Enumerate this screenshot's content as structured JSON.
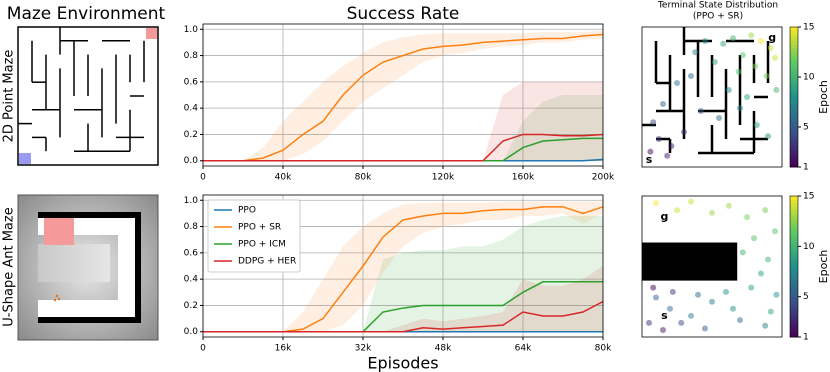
{
  "column_titles": {
    "maze": "Maze Environment",
    "success": "Success Rate",
    "terminal": "Terminal State Distribution",
    "terminal_sub": "(PPO + SR)"
  },
  "row_labels": [
    "2D Point Maze",
    "U-Shape Ant Maze"
  ],
  "chart_data": [
    {
      "type": "line",
      "xlim": [
        0,
        200000
      ],
      "xticks": [
        0,
        {
          "value": 40000,
          "label": "40k"
        },
        {
          "value": 80000,
          "label": "80k"
        },
        {
          "value": 120000,
          "label": "120k"
        },
        {
          "value": 160000,
          "label": "160k"
        },
        {
          "value": 200000,
          "label": "200k"
        }
      ],
      "ylim": [
        -0.04,
        1.04
      ],
      "yticks": [
        {
          "value": 0,
          "label": "0.0"
        },
        {
          "value": 0.2,
          "label": "0.2"
        },
        {
          "value": 0.4,
          "label": "0.4"
        },
        {
          "value": 0.6,
          "label": "0.6"
        },
        {
          "value": 0.8,
          "label": "0.8"
        },
        {
          "value": 1,
          "label": "1.0"
        }
      ],
      "grid": true,
      "x": [
        0,
        10000,
        20000,
        30000,
        40000,
        50000,
        60000,
        70000,
        80000,
        90000,
        100000,
        110000,
        120000,
        130000,
        140000,
        150000,
        160000,
        170000,
        180000,
        190000,
        200000
      ],
      "series": [
        {
          "name": "PPO",
          "color": "#1f77b4",
          "values": [
            0,
            0,
            0,
            0,
            0,
            0,
            0,
            0,
            0,
            0,
            0,
            0,
            0,
            0,
            0,
            0,
            0,
            0,
            0,
            0,
            0.01
          ]
        },
        {
          "name": "PPO + SR",
          "color": "#ff7f0e",
          "values": [
            0,
            0,
            0,
            0.02,
            0.08,
            0.2,
            0.3,
            0.5,
            0.65,
            0.75,
            0.8,
            0.85,
            0.87,
            0.88,
            0.9,
            0.91,
            0.92,
            0.93,
            0.93,
            0.95,
            0.96
          ],
          "lower": [
            0,
            0,
            0,
            0,
            0,
            0.05,
            0.15,
            0.3,
            0.45,
            0.55,
            0.65,
            0.75,
            0.8,
            0.82,
            0.85,
            0.87,
            0.88,
            0.9,
            0.9,
            0.92,
            0.93
          ],
          "upper": [
            0,
            0,
            0,
            0.1,
            0.3,
            0.45,
            0.6,
            0.72,
            0.82,
            0.9,
            0.94,
            0.96,
            0.97,
            0.97,
            0.97,
            0.97,
            0.97,
            0.98,
            0.98,
            0.98,
            0.99
          ]
        },
        {
          "name": "PPO + ICM",
          "color": "#2ca02c",
          "values": [
            0,
            0,
            0,
            0,
            0,
            0,
            0,
            0,
            0,
            0,
            0,
            0,
            0,
            0,
            0,
            0,
            0.1,
            0.15,
            0.16,
            0.17,
            0.17
          ],
          "lower": [
            0,
            0,
            0,
            0,
            0,
            0,
            0,
            0,
            0,
            0,
            0,
            0,
            0,
            0,
            0,
            0,
            0,
            0,
            0,
            0,
            0
          ],
          "upper": [
            0,
            0,
            0,
            0,
            0,
            0,
            0,
            0,
            0,
            0,
            0,
            0,
            0,
            0,
            0,
            0,
            0.3,
            0.45,
            0.5,
            0.5,
            0.5
          ]
        },
        {
          "name": "DDPG + HER",
          "color": "#d62728",
          "values": [
            0,
            0,
            0,
            0,
            0,
            0,
            0,
            0,
            0,
            0,
            0,
            0,
            0,
            0,
            0,
            0.15,
            0.2,
            0.2,
            0.19,
            0.19,
            0.2
          ],
          "lower": [
            0,
            0,
            0,
            0,
            0,
            0,
            0,
            0,
            0,
            0,
            0,
            0,
            0,
            0,
            0,
            0,
            0,
            0,
            0,
            0,
            0
          ],
          "upper": [
            0,
            0,
            0,
            0,
            0,
            0,
            0,
            0,
            0,
            0,
            0,
            0,
            0,
            0,
            0,
            0.5,
            0.6,
            0.6,
            0.6,
            0.6,
            0.6
          ]
        }
      ]
    },
    {
      "type": "line",
      "xlabel": "Episodes",
      "legend": "upper left",
      "xlim": [
        0,
        80000
      ],
      "xticks": [
        0,
        {
          "value": 16000,
          "label": "16k"
        },
        {
          "value": 32000,
          "label": "32k"
        },
        {
          "value": 48000,
          "label": "48k"
        },
        {
          "value": 64000,
          "label": "64k"
        },
        {
          "value": 80000,
          "label": "80k"
        }
      ],
      "ylim": [
        -0.04,
        1.04
      ],
      "yticks": [
        {
          "value": 0,
          "label": "0.0"
        },
        {
          "value": 0.2,
          "label": "0.2"
        },
        {
          "value": 0.4,
          "label": "0.4"
        },
        {
          "value": 0.6,
          "label": "0.6"
        },
        {
          "value": 0.8,
          "label": "0.8"
        },
        {
          "value": 1,
          "label": "1.0"
        }
      ],
      "grid": true,
      "x": [
        0,
        4000,
        8000,
        12000,
        16000,
        20000,
        24000,
        28000,
        32000,
        36000,
        40000,
        44000,
        48000,
        52000,
        56000,
        60000,
        64000,
        68000,
        72000,
        76000,
        80000
      ],
      "series": [
        {
          "name": "PPO",
          "color": "#1f77b4",
          "values": [
            0,
            0,
            0,
            0,
            0,
            0,
            0,
            0,
            0,
            0,
            0,
            0,
            0,
            0,
            0,
            0,
            0,
            0,
            0,
            0,
            0
          ]
        },
        {
          "name": "PPO + SR",
          "color": "#ff7f0e",
          "values": [
            0,
            0,
            0,
            0,
            0,
            0.02,
            0.1,
            0.3,
            0.5,
            0.72,
            0.85,
            0.88,
            0.9,
            0.9,
            0.92,
            0.93,
            0.93,
            0.95,
            0.95,
            0.9,
            0.95
          ],
          "lower": [
            0,
            0,
            0,
            0,
            0,
            0,
            0,
            0.05,
            0.2,
            0.45,
            0.65,
            0.75,
            0.8,
            0.82,
            0.85,
            0.85,
            0.88,
            0.88,
            0.9,
            0.82,
            0.9
          ],
          "upper": [
            0,
            0,
            0,
            0,
            0,
            0.15,
            0.4,
            0.65,
            0.8,
            0.9,
            0.97,
            0.98,
            0.98,
            0.98,
            0.98,
            0.99,
            0.99,
            0.99,
            0.99,
            0.99,
            0.99
          ]
        },
        {
          "name": "PPO + ICM",
          "color": "#2ca02c",
          "values": [
            0,
            0,
            0,
            0,
            0,
            0,
            0,
            0,
            0,
            0.15,
            0.18,
            0.2,
            0.2,
            0.2,
            0.2,
            0.2,
            0.3,
            0.38,
            0.38,
            0.38,
            0.38
          ],
          "lower": [
            0,
            0,
            0,
            0,
            0,
            0,
            0,
            0,
            0,
            0,
            0,
            0,
            0,
            0,
            0,
            0,
            0,
            0,
            0,
            0,
            0
          ],
          "upper": [
            0,
            0,
            0,
            0,
            0,
            0,
            0,
            0,
            0,
            0.55,
            0.6,
            0.62,
            0.62,
            0.65,
            0.65,
            0.7,
            0.8,
            0.85,
            0.88,
            0.88,
            0.88
          ]
        },
        {
          "name": "DDPG + HER",
          "color": "#d62728",
          "values": [
            0,
            0,
            0,
            0,
            0,
            0,
            0,
            0,
            0,
            0,
            0,
            0.03,
            0.02,
            0.03,
            0.04,
            0.05,
            0.15,
            0.12,
            0.12,
            0.15,
            0.23
          ],
          "lower": [
            0,
            0,
            0,
            0,
            0,
            0,
            0,
            0,
            0,
            0,
            0,
            0,
            0,
            0,
            0,
            0,
            0,
            0,
            0,
            0,
            0
          ],
          "upper": [
            0,
            0,
            0,
            0,
            0,
            0,
            0,
            0,
            0,
            0,
            0.05,
            0.1,
            0.08,
            0.1,
            0.12,
            0.15,
            0.4,
            0.35,
            0.35,
            0.4,
            0.5
          ]
        }
      ]
    },
    {
      "type": "scatter",
      "xlim": [
        0,
        10
      ],
      "ylim": [
        0,
        10
      ],
      "x": [
        8.5,
        9.2,
        7.8,
        9.5,
        8.9,
        7.2,
        6.5,
        8.1,
        9.6,
        5.8,
        6.9,
        7.5,
        4.5,
        5.2,
        3.8,
        2.5,
        1.5,
        0.8,
        1.2,
        2.1,
        3.0,
        4.2,
        5.5,
        6.2,
        7.0,
        8.2,
        9.0,
        3.5,
        1.8,
        0.6
      ],
      "y": [
        9.0,
        8.5,
        9.4,
        7.8,
        6.5,
        8.0,
        9.2,
        7.2,
        5.5,
        8.8,
        6.8,
        5.0,
        9.0,
        7.5,
        8.2,
        6.0,
        4.5,
        3.2,
        2.0,
        1.5,
        2.5,
        4.0,
        3.5,
        5.5,
        4.2,
        3.0,
        2.2,
        6.5,
        0.8,
        1.1
      ],
      "epoch": [
        15,
        14,
        13,
        14,
        12,
        11,
        10,
        12,
        10,
        9,
        11,
        9,
        8,
        9,
        7,
        6,
        5,
        4,
        3,
        2,
        3,
        5,
        6,
        8,
        7,
        9,
        8,
        6,
        2,
        1
      ],
      "annotations": [
        {
          "text": "g",
          "x": 9.3,
          "y": 9.2,
          "color": "#ff0000"
        },
        {
          "text": "s",
          "x": 0.5,
          "y": 0.5,
          "color": "#2020d0"
        }
      ],
      "colorbar": {
        "label": "Epoch",
        "lim": [
          1,
          15
        ],
        "ticks": [
          1,
          5,
          10,
          15
        ]
      }
    },
    {
      "type": "scatter",
      "xlim": [
        0,
        10
      ],
      "ylim": [
        0,
        10
      ],
      "x": [
        1.0,
        2.5,
        3.5,
        5.0,
        6.2,
        7.5,
        8.8,
        9.5,
        8.0,
        7.2,
        9.0,
        8.5,
        7.8,
        9.6,
        6.5,
        5.0,
        3.5,
        2.0,
        1.0,
        0.5,
        1.5,
        2.8,
        4.5,
        7.0,
        8.8,
        4.0,
        6.0,
        9.2,
        0.8,
        2.2
      ],
      "y": [
        9.5,
        9.0,
        9.6,
        8.8,
        9.3,
        8.5,
        9.0,
        7.5,
        7.0,
        6.0,
        5.5,
        4.5,
        3.5,
        3.0,
        2.0,
        2.5,
        1.5,
        2.0,
        2.8,
        1.0,
        0.5,
        1.0,
        0.6,
        1.2,
        0.8,
        3.0,
        3.2,
        1.8,
        3.5,
        3.2
      ],
      "epoch": [
        15,
        14,
        14,
        13,
        13,
        12,
        12,
        11,
        11,
        10,
        10,
        9,
        9,
        8,
        8,
        7,
        7,
        6,
        5,
        3,
        2,
        4,
        5,
        6,
        7,
        6,
        8,
        9,
        1,
        3
      ],
      "annotations": [
        {
          "text": "g",
          "x": 1.6,
          "y": 8.5,
          "color": "#ff0000"
        },
        {
          "text": "s",
          "x": 1.6,
          "y": 1.5,
          "color": "#2020d0"
        }
      ],
      "colorbar": {
        "label": "Epoch",
        "lim": [
          1,
          15
        ],
        "ticks": [
          1,
          5,
          10,
          15
        ]
      }
    }
  ]
}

- [WHAT YOU ARE ASKED TO DO]
Collect from the data above every line that includes "Maze".

- [SOLVED EXERCISE]
    "maze": "Maze Environment",
    "2D Point Maze",
    "U-Shape Ant Maze"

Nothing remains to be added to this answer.